Instructions to follow – Pick every line with "细胞周期是细胞生命活动的基本过程" from the material below.
## start Task input
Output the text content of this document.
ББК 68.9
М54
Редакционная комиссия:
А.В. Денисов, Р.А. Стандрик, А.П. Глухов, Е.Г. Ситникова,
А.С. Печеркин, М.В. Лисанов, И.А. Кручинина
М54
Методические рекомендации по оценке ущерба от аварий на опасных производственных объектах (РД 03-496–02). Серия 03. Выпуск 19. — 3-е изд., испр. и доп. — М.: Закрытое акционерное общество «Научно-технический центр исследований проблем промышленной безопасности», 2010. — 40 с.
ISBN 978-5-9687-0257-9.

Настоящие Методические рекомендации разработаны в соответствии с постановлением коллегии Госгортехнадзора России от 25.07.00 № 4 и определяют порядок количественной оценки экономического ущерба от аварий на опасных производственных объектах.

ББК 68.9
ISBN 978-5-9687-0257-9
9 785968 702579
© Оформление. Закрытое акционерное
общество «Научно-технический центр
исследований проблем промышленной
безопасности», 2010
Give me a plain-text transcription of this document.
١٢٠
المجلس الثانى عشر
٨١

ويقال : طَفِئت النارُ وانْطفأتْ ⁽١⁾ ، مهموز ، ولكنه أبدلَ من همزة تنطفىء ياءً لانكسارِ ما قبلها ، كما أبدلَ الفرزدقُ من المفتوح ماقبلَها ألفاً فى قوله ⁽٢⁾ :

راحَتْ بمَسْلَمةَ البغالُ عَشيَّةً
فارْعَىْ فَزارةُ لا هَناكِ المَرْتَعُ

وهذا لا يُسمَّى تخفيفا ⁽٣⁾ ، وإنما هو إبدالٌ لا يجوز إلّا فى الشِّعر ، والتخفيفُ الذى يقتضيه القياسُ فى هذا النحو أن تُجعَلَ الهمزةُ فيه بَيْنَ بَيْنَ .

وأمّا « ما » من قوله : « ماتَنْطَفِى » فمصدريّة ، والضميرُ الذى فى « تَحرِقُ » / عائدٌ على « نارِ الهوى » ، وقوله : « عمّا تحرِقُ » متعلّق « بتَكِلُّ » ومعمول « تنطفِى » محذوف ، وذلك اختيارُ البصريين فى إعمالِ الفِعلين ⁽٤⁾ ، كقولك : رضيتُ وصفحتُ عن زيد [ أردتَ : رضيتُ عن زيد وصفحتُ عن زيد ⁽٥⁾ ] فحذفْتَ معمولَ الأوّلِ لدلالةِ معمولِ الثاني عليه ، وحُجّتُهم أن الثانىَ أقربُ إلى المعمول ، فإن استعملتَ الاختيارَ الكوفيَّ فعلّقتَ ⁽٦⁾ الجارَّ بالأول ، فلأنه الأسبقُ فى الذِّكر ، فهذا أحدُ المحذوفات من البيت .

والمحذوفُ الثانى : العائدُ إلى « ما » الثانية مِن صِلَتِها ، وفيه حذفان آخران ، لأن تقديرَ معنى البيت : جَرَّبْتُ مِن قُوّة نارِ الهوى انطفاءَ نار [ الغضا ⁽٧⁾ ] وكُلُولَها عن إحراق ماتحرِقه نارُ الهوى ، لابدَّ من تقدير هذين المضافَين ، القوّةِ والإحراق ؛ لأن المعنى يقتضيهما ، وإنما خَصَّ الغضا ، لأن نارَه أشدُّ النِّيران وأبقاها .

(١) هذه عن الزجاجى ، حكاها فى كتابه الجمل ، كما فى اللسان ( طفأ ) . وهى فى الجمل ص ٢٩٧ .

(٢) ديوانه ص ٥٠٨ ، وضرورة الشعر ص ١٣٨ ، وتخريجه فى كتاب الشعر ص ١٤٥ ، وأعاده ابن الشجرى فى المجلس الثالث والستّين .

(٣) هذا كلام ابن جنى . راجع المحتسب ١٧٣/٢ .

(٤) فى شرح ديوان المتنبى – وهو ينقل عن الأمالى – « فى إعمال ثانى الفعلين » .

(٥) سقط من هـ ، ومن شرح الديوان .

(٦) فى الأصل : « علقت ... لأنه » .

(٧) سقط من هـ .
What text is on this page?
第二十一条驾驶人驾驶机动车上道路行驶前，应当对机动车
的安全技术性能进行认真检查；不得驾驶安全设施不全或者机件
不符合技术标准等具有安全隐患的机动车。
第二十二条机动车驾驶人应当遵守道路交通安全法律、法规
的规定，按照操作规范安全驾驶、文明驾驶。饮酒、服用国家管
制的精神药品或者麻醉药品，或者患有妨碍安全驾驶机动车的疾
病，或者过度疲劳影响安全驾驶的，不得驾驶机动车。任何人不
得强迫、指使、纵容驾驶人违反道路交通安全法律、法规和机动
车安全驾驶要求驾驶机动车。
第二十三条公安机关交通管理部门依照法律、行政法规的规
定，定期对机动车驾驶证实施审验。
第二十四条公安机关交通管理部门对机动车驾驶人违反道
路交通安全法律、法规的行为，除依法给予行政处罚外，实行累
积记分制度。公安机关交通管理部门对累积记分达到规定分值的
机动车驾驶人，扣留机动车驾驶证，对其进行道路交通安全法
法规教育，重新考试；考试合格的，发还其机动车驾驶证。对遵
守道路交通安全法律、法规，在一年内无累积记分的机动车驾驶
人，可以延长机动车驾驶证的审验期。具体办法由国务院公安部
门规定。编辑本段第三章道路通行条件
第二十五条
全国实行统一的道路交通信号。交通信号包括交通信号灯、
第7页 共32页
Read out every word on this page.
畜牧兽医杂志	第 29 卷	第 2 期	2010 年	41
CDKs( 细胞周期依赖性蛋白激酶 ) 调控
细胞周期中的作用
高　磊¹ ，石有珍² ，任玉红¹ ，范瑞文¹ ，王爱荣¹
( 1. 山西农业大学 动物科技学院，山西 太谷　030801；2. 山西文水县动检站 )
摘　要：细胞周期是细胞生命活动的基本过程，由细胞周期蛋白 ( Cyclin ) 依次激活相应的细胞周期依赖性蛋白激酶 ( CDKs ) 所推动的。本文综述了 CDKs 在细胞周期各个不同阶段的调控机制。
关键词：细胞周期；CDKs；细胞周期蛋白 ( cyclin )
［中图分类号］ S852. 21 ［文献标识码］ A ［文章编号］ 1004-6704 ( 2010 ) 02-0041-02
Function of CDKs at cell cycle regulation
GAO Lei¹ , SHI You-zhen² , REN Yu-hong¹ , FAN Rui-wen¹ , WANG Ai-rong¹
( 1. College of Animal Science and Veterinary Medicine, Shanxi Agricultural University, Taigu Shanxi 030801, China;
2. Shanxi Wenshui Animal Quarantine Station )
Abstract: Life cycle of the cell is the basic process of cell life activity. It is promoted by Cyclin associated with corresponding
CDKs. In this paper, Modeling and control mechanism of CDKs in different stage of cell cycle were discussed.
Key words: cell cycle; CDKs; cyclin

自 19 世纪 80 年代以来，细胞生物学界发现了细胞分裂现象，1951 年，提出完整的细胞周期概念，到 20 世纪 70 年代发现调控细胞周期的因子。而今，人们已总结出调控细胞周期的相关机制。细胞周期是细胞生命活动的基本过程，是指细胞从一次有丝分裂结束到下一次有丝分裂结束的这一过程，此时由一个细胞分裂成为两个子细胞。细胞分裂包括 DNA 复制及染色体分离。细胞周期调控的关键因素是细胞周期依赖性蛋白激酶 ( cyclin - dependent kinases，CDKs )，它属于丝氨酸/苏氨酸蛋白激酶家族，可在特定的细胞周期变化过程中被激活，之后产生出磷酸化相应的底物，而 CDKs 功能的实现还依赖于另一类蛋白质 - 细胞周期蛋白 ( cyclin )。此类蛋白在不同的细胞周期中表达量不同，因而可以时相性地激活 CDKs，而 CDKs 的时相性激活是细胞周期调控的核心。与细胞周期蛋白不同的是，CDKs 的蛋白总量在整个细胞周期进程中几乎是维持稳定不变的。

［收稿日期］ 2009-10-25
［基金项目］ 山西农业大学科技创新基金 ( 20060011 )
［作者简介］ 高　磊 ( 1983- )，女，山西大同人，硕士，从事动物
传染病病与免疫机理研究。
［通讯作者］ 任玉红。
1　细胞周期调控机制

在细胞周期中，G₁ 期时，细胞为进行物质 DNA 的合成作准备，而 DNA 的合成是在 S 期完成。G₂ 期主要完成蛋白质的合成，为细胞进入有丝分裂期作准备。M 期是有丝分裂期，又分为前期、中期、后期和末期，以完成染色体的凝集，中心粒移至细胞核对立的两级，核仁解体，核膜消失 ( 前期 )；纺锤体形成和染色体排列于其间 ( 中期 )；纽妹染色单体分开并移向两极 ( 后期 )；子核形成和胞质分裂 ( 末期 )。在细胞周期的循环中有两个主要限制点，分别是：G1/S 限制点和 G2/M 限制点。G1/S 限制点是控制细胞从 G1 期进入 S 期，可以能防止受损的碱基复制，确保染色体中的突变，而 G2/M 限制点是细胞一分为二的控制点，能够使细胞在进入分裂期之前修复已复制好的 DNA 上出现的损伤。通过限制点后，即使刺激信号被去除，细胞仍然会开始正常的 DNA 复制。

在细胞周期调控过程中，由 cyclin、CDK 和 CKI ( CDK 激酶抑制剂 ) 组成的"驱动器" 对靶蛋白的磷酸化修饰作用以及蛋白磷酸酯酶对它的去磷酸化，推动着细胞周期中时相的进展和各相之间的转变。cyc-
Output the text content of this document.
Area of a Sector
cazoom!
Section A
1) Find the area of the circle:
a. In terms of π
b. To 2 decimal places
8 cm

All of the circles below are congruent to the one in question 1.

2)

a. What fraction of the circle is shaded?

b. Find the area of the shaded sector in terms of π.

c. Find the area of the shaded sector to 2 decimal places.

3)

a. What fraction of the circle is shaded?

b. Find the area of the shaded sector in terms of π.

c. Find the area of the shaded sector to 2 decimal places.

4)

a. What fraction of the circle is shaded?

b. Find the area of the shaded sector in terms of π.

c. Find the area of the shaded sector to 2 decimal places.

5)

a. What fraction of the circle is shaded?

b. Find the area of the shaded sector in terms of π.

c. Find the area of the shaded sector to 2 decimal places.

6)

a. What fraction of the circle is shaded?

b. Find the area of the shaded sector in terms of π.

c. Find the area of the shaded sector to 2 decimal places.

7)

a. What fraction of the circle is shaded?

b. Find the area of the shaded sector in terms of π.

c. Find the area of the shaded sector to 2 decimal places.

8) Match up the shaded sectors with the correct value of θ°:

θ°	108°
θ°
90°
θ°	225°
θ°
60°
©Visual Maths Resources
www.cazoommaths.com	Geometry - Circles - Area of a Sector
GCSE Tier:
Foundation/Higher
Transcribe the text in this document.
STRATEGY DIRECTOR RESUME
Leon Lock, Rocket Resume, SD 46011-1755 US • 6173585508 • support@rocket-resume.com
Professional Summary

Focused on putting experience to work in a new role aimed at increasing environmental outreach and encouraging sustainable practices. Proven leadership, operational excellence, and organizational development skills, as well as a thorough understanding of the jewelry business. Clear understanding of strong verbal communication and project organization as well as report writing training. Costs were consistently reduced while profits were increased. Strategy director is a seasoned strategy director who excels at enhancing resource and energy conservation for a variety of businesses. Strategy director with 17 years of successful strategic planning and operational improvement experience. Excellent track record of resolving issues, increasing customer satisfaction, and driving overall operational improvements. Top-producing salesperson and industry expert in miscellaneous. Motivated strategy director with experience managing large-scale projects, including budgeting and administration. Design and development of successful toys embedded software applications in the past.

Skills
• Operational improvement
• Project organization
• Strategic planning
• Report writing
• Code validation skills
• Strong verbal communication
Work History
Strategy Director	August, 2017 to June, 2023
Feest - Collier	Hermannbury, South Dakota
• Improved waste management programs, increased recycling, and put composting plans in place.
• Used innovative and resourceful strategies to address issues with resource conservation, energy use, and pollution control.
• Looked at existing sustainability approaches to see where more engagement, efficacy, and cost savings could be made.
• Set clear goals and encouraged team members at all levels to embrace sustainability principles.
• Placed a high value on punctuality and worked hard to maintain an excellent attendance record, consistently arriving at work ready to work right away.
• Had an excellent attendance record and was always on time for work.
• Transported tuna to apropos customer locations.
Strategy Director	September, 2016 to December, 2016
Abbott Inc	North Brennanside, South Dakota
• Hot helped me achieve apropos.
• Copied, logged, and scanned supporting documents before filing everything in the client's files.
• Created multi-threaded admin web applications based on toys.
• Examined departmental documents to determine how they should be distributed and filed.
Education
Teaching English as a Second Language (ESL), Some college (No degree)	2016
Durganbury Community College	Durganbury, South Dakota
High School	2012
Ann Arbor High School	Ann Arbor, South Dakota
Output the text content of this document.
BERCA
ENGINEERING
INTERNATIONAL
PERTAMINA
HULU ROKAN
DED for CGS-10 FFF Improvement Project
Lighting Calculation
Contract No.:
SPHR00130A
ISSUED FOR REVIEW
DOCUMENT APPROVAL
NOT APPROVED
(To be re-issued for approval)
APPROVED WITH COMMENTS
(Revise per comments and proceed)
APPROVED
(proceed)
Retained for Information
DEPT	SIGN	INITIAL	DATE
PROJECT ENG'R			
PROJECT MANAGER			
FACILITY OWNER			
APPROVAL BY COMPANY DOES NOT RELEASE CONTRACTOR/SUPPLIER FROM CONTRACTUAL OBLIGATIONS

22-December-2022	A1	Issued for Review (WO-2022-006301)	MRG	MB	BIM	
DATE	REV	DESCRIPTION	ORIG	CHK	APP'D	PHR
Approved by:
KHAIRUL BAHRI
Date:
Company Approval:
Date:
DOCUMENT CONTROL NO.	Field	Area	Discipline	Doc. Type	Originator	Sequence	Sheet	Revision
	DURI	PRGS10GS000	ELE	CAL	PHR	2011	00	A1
## end Task input
Task result –
摘　要：细胞周期是细胞生命活动的基本过程，由细胞周期蛋白 ( Cyclin ) 依次激活相应的细胞周期依赖性蛋白激酶 ( CDKs ) 所推动的。本文综述了 CDKs 在细胞周期各个不同阶段的调控机制。
自 19 世纪 80 年代以来，细胞生物学界发现了细胞分裂现象，1951 年，提出完整的细胞周期概念，到 20 世纪 70 年代发现调控细胞周期的因子。而今，人们已总结出调控细胞周期的相关机制。细胞周期是细胞生命活动的基本过程，是指细胞从一次有丝分裂结束到下一次有丝分裂结束的这一过程，此时由一个细胞分裂成为两个子细胞。细胞分裂包括 DNA 复制及染色体分离。细胞周期调控的关键因素是细胞周期依赖性蛋白激酶 ( cyclin - dependent kinases，CDKs )，它属于丝氨酸/苏氨酸蛋白激酶家族，可在特定的细胞周期变化过程中被激活，之后产生出磷酸化相应的底物，而 CDKs 功能的实现还依赖于另一类蛋白质 - 细胞周期蛋白 ( cyclin )。此类蛋白在不同的细胞周期中表达量不同，因而可以时相性地激活 CDKs，而 CDKs 的时相性激活是细胞周期调控的核心。与细胞周期蛋白不同的是，CDKs 的蛋白总量在整个细胞周期进程中几乎是维持稳定不变的。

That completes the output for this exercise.